THE EXERCISE ▸ Read through the entries below and return each line with the word "productos".

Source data
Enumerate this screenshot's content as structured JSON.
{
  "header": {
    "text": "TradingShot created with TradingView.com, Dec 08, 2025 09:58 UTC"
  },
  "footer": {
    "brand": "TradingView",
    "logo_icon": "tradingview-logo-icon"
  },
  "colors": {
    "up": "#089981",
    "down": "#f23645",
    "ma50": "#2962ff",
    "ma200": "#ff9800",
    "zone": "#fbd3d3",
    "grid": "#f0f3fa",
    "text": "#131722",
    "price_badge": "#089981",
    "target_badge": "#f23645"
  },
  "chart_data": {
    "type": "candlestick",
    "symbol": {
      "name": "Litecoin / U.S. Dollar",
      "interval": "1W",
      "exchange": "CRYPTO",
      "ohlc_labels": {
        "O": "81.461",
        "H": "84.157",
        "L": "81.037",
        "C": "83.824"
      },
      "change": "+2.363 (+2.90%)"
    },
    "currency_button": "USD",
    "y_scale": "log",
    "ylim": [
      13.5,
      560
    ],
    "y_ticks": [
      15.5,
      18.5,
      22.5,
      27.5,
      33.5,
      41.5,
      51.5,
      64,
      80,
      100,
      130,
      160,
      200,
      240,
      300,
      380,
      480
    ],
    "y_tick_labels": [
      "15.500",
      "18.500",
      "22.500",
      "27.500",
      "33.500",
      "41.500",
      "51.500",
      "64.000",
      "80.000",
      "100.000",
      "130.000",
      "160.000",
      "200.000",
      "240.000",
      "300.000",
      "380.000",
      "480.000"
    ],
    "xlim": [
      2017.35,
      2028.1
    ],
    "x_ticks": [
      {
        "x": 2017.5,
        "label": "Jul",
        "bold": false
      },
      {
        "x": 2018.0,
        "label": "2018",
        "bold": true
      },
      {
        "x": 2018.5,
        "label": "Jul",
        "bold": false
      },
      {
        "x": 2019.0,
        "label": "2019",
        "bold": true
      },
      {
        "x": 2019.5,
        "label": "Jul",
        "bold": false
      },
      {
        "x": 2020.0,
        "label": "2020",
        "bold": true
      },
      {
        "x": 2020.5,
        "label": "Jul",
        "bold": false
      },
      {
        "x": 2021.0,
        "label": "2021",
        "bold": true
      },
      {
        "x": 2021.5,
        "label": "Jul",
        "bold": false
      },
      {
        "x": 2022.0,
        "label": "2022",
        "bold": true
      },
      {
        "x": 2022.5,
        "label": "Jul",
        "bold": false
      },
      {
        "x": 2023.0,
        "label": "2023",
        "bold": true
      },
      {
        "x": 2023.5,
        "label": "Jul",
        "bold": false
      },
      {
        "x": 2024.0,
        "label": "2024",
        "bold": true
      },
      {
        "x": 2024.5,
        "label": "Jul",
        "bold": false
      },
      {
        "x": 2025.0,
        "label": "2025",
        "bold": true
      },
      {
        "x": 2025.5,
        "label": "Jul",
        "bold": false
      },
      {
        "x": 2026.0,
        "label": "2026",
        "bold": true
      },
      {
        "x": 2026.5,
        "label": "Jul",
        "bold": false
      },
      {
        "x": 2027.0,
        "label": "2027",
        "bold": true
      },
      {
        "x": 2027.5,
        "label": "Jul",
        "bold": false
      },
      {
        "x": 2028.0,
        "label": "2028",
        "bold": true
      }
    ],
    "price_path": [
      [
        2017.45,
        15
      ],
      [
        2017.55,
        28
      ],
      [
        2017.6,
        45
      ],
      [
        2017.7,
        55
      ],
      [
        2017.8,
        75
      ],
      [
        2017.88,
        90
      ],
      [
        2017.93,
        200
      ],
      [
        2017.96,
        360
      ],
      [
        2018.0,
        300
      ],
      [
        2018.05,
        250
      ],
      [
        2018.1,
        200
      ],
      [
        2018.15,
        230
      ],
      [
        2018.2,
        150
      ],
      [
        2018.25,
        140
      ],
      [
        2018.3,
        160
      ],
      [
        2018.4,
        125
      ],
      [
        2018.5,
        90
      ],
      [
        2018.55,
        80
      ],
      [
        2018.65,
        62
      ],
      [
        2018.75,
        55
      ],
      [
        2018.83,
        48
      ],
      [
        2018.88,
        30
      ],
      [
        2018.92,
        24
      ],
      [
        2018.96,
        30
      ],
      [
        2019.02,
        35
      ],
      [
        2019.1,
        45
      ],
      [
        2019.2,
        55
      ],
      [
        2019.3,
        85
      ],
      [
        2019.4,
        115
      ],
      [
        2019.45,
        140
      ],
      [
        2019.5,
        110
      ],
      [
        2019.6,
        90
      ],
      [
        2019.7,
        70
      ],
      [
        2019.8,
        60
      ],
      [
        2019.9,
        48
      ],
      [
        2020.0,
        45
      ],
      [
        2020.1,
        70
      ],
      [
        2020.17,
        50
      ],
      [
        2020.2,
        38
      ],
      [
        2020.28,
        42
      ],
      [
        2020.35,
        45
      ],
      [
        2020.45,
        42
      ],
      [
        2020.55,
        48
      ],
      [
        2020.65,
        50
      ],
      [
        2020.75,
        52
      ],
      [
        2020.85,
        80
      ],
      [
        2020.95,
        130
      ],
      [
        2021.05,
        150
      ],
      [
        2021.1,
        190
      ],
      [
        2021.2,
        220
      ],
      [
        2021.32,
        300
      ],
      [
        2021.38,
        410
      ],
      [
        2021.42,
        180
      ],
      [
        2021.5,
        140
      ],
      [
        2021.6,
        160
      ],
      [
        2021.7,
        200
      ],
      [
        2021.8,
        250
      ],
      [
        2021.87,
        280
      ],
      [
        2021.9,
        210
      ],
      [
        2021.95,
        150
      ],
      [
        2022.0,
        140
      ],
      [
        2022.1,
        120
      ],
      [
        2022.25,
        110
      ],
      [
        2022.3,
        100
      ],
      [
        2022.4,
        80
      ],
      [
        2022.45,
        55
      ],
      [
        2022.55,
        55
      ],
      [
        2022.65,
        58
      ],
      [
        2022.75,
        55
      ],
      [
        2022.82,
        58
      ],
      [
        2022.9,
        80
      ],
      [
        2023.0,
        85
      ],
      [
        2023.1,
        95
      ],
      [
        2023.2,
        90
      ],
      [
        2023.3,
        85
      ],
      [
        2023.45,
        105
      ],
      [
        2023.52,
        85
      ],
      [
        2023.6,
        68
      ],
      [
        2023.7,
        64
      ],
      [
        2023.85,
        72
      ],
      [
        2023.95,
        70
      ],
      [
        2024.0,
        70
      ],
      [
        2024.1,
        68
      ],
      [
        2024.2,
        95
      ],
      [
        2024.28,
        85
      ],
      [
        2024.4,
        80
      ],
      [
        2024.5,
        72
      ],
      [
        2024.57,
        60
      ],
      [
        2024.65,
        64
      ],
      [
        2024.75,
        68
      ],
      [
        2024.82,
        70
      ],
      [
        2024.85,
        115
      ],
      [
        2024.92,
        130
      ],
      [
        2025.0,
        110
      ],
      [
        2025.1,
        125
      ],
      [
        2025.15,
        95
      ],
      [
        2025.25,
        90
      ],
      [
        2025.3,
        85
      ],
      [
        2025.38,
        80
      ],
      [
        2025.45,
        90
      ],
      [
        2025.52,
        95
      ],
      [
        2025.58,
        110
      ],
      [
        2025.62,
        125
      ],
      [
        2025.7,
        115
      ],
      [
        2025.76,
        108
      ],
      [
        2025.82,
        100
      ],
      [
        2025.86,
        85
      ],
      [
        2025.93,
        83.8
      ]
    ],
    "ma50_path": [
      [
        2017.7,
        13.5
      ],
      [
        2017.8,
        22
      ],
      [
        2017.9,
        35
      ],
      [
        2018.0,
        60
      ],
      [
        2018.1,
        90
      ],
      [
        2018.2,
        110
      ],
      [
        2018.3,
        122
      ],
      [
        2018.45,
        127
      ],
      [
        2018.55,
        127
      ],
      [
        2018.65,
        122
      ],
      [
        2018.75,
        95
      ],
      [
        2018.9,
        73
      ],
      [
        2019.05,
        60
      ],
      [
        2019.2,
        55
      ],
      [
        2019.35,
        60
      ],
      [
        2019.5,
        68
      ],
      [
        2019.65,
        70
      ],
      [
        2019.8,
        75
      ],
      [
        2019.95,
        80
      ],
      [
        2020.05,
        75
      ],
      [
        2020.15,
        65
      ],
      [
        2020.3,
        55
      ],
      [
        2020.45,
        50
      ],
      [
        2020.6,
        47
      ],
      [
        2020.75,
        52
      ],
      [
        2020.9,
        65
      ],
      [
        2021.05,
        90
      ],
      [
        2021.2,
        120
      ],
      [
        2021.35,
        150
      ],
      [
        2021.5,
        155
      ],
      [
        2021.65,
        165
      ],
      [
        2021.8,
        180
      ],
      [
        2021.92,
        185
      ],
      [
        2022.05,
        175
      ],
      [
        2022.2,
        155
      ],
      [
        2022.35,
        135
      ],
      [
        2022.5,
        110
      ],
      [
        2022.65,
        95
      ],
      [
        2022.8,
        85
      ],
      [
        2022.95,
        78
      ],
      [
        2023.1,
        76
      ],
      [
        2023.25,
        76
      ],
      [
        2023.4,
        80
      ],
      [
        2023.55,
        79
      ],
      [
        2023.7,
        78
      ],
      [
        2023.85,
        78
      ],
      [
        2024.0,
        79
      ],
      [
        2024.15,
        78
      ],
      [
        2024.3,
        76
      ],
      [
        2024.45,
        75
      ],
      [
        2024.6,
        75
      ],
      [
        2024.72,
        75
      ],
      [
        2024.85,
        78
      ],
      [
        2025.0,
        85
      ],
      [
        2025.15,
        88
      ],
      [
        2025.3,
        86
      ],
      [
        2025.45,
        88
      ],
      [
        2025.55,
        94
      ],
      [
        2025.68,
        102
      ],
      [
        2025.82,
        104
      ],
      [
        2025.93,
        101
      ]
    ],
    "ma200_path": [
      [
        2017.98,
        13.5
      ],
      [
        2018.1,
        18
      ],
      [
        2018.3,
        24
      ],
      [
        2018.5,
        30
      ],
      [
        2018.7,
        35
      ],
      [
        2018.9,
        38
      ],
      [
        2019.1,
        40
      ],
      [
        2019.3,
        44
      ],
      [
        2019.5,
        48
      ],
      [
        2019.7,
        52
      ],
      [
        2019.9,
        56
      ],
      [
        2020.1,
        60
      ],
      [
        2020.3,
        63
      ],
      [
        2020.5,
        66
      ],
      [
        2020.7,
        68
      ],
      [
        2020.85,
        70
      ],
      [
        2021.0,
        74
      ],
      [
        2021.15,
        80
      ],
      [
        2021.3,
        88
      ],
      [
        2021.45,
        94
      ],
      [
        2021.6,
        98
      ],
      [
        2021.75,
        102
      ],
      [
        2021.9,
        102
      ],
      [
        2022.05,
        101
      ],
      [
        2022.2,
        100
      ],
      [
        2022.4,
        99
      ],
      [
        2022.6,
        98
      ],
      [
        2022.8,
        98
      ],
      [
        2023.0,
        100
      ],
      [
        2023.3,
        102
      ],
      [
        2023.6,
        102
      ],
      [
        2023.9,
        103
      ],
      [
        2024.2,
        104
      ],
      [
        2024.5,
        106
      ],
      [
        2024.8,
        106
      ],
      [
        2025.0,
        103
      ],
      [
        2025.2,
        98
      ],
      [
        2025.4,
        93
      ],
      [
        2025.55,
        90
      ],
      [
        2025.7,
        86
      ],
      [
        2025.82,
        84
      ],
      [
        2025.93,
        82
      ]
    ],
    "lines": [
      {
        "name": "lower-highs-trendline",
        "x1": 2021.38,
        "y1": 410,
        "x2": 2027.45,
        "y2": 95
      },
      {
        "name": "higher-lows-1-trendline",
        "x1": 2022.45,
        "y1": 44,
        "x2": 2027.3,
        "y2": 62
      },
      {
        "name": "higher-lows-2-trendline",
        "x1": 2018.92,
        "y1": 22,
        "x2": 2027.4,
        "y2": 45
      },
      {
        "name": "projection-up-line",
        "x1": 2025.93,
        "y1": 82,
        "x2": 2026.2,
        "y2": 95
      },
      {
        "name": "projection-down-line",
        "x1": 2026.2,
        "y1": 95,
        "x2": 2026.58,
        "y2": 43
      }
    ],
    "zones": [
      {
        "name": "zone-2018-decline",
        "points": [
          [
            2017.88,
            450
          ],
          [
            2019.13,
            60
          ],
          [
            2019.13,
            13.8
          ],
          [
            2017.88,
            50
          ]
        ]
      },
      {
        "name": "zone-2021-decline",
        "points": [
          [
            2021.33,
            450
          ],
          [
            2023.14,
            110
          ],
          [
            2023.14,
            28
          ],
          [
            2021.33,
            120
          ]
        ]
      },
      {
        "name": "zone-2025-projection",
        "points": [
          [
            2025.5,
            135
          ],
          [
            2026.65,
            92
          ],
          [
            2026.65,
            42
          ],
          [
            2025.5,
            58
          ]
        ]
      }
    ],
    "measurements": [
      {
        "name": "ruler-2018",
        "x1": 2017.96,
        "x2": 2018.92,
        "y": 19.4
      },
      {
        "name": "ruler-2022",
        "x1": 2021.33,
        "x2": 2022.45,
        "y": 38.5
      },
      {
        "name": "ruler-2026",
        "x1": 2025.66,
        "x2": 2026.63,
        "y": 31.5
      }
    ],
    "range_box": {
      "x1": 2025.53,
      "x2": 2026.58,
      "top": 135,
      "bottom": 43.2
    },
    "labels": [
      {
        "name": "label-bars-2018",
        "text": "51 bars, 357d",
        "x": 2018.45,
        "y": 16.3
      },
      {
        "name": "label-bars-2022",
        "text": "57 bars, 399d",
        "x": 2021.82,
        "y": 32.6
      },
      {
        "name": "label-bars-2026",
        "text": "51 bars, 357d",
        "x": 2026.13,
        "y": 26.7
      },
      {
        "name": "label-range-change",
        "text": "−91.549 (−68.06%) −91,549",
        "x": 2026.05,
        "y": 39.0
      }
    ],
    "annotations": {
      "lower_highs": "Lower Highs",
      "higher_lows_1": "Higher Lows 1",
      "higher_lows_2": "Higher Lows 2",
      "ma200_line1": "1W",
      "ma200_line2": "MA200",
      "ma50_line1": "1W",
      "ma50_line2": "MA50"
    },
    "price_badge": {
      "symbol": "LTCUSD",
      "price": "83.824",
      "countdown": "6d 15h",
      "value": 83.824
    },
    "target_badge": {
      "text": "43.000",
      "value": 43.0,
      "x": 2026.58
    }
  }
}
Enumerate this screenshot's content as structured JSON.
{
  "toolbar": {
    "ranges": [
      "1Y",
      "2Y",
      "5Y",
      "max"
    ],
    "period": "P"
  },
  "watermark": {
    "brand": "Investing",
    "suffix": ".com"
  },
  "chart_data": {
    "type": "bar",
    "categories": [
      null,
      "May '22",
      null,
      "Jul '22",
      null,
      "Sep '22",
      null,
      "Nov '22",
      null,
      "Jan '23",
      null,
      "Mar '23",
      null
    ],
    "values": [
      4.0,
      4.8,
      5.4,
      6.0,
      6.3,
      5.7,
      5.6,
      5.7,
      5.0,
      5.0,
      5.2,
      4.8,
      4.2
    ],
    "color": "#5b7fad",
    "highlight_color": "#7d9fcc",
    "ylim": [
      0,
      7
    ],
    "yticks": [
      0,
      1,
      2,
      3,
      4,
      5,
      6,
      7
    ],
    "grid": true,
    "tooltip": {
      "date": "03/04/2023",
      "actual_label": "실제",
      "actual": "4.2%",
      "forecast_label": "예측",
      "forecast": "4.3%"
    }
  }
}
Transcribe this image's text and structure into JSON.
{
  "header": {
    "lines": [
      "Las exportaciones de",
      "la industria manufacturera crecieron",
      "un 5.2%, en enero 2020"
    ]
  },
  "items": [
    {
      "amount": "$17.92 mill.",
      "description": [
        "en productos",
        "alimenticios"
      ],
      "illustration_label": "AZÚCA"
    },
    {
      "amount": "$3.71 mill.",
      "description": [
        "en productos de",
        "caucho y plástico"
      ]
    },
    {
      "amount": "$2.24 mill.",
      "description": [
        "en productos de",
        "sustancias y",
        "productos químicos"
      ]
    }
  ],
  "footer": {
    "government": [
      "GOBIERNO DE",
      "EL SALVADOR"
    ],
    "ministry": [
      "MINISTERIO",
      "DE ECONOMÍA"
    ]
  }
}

RIGHT ANSWER ▸
        "en productos",
        "en productos de",
        "en productos de",
        "productos químicos"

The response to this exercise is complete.